◆ Short task ◆
Below are some records; retype all of them exactly.

>> begin

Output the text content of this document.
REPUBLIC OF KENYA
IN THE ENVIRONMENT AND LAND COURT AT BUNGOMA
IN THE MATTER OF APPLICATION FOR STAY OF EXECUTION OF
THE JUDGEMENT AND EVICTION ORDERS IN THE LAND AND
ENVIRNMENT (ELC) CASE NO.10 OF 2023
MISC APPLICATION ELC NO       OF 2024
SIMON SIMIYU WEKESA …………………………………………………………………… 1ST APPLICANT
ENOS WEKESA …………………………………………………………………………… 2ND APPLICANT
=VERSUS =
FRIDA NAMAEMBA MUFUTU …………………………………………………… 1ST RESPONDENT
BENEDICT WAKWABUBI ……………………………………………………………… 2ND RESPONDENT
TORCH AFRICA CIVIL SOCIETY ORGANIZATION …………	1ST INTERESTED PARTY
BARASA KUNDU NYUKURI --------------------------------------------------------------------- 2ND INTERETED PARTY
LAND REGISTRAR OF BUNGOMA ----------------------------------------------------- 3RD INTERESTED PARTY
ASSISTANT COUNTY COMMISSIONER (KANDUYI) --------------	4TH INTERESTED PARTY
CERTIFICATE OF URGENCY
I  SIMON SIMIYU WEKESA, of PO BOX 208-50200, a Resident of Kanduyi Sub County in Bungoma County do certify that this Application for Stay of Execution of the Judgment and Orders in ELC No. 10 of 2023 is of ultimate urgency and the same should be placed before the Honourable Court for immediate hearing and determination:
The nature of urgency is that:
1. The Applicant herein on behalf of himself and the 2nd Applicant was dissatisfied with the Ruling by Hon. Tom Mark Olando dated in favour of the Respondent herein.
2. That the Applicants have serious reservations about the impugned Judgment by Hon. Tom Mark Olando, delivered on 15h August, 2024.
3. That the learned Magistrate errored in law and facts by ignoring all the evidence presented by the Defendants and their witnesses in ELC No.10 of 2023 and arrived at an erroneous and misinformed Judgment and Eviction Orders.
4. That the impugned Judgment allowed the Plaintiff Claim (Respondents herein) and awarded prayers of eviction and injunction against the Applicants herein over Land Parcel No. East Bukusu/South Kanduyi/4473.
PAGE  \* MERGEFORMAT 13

>> end

◆ Task answer ◆
Output the text content of this document.
REPUBLIC OF KENYA
IN THE ENVIRONMENT AND LAND COURT AT BUNGOMA
IN THE MATTER OF APPLICATION FOR STAY OF EXECUTION OF
THE JUDGEMENT AND EVICTION ORDERS IN THE LAND AND
ENVIRNMENT (ELC) CASE NO.10 OF 2023
MISC APPLICATION ELC NO       OF 2024
SIMON SIMIYU WEKESA …………………………………………………………………… 1ST APPLICANT
ENOS WEKESA …………………………………………………………………………… 2ND APPLICANT
=VERSUS =
FRIDA NAMAEMBA MUFUTU …………………………………………………… 1ST RESPONDENT
BENEDICT WAKWABUBI ……………………………………………………………… 2ND RESPONDENT
TORCH AFRICA CIVIL SOCIETY ORGANIZATION …………	1ST INTERESTED PARTY
BARASA KUNDU NYUKURI --------------------------------------------------------------------- 2ND INTERETED PARTY
LAND REGISTRAR OF BUNGOMA ----------------------------------------------------- 3RD INTERESTED PARTY
ASSISTANT COUNTY COMMISSIONER (KANDUYI) --------------	4TH INTERESTED PARTY
CERTIFICATE OF URGENCY
I  SIMON SIMIYU WEKESA, of PO BOX 208-50200, a Resident of Kanduyi Sub County in Bungoma County do certify that this Application for Stay of Execution of the Judgment and Orders in ELC No. 10 of 2023 is of ultimate urgency and the same should be placed before the Honourable Court for immediate hearing and determination:
The nature of urgency is that:
1. The Applicant herein on behalf of himself and the 2nd Applicant was dissatisfied with the Ruling by Hon. Tom Mark Olando dated in favour of the Respondent herein.
2. That the Applicants have serious reservations about the impugned Judgment by Hon. Tom Mark Olando, delivered on 15h August, 2024.
3. That the learned Magistrate errored in law and facts by ignoring all the evidence presented by the Defendants and their witnesses in ELC No.10 of 2023 and arrived at an erroneous and misinformed Judgment and Eviction Orders.
4. That the impugned Judgment allowed the Plaintiff Claim (Respondents herein) and awarded prayers of eviction and injunction against the Applicants herein over Land Parcel No. East Bukusu/South Kanduyi/4473.
PAGE  \* MERGEFORMAT 13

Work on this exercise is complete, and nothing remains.